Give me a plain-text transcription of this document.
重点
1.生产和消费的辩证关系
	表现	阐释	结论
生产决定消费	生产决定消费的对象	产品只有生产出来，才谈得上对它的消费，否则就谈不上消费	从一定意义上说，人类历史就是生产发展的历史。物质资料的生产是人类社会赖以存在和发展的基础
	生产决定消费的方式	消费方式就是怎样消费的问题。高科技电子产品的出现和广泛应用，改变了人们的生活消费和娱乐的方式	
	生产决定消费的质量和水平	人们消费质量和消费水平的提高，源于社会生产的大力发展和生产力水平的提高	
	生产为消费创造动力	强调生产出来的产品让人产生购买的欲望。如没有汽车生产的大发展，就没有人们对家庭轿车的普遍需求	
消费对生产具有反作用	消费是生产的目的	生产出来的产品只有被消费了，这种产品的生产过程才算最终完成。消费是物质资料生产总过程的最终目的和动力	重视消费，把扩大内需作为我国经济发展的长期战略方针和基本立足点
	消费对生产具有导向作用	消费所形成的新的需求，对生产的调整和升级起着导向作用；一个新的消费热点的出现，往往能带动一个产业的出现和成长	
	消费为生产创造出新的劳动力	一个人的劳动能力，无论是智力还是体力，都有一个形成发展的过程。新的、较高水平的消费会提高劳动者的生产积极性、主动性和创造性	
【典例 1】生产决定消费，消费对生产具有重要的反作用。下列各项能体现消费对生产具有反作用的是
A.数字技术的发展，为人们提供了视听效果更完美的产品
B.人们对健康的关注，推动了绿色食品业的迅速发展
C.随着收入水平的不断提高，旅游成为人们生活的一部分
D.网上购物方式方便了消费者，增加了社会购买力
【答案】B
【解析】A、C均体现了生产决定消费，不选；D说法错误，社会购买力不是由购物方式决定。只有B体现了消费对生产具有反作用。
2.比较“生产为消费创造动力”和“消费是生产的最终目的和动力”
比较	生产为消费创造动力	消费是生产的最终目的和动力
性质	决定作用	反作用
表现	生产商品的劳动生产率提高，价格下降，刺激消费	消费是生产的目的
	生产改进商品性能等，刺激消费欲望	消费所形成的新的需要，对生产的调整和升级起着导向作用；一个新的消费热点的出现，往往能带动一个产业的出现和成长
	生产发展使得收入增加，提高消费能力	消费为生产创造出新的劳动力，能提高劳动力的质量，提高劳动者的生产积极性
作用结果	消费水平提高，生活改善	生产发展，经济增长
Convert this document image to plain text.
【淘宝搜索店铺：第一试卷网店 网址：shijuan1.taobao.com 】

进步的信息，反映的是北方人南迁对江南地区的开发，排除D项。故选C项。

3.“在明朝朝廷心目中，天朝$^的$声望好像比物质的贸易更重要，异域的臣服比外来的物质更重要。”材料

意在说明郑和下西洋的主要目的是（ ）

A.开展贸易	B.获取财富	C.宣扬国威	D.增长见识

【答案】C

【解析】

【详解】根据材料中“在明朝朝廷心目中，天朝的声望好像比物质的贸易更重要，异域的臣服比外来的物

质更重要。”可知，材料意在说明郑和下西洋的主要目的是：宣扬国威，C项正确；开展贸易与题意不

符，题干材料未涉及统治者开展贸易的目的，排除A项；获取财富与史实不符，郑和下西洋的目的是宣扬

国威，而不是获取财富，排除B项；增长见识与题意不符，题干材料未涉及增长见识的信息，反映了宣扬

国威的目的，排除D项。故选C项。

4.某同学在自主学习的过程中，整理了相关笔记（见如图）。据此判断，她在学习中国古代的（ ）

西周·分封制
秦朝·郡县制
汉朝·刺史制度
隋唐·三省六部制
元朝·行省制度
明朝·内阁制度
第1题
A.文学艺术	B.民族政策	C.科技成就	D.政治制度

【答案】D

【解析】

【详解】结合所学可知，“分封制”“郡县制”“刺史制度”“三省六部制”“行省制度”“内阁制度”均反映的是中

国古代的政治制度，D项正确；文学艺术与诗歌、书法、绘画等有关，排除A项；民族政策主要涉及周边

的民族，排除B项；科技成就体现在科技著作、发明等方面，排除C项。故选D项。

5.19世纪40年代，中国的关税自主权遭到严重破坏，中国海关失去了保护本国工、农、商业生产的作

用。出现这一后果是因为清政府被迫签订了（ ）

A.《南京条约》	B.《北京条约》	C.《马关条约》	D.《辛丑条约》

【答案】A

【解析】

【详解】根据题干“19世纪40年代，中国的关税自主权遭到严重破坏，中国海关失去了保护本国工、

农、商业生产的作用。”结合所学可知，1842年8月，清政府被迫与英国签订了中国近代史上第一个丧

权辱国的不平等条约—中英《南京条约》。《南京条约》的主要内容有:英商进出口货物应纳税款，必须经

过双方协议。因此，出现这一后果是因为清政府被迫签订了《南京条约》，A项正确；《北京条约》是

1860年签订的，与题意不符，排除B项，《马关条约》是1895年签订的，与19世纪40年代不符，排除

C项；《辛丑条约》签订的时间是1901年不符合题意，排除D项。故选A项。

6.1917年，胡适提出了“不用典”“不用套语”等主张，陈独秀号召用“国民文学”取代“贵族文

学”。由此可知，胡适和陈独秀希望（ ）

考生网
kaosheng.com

------------

* BRIEF *
Every line above that contains the word "消费是生产的最终目的和动力" should be reported.

* RESULT BELOW *
2.比较“生产为消费创造动力”和“消费是生产的最终目的和动力”
比较	生产为消费创造动力	消费是生产的最终目的和动力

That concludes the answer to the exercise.